Recorded information ->

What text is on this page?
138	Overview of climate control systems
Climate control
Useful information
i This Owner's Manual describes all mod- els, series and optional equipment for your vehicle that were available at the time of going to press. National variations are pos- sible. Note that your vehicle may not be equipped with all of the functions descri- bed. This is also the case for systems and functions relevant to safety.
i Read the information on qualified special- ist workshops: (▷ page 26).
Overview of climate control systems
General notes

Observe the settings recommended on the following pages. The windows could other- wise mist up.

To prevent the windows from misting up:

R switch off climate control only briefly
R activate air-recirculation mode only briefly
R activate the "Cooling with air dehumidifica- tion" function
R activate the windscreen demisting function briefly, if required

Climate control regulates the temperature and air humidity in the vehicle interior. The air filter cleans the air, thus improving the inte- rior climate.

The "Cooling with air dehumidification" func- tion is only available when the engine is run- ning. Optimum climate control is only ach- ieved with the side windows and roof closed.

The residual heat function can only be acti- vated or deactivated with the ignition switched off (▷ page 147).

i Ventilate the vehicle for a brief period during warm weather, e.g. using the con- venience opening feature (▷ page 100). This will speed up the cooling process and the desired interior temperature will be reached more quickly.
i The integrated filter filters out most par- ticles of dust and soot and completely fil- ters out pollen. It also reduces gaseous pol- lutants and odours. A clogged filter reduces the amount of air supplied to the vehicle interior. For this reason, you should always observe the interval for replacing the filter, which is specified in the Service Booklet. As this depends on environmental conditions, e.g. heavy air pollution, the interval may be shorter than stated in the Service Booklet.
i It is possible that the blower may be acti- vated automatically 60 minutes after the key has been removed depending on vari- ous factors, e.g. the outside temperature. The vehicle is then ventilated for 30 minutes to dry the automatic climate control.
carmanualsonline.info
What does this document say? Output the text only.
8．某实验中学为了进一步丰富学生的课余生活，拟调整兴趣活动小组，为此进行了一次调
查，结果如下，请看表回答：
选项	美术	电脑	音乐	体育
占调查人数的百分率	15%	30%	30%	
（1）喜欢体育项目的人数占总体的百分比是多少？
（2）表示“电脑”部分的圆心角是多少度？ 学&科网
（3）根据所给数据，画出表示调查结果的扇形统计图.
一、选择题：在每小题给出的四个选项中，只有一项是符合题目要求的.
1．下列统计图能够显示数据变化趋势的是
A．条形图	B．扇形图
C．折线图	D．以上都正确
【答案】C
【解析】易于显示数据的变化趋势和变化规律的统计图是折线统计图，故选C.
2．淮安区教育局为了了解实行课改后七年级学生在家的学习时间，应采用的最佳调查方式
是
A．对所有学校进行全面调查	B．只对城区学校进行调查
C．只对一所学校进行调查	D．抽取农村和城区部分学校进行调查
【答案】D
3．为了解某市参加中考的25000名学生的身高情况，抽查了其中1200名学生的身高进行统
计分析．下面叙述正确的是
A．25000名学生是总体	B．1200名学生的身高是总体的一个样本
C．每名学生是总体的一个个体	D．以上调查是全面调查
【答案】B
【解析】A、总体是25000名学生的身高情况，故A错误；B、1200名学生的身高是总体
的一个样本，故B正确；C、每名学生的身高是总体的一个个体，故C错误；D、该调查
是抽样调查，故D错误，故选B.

Written request ->
Search the entries for the word "control" and copy every line that has it.

Solution to this exercise ->
138	Overview of climate control systems
Climate control
Overview of climate control systems
R switch off climate control only briefly
Climate control regulates the temperature and air humidity in the vehicle interior. The air filter cleans the air, thus improving the inte- rior climate.
The "Cooling with air dehumidification" func- tion is only available when the engine is run- ning. Optimum climate control is only ach- ieved with the side windows and roof closed.
i It is possible that the blower may be acti- vated automatically 60 minutes after the key has been removed depending on vari- ous factors, e.g. the outside temperature. The vehicle is then ventilated for 30 minutes to dry the automatic climate control.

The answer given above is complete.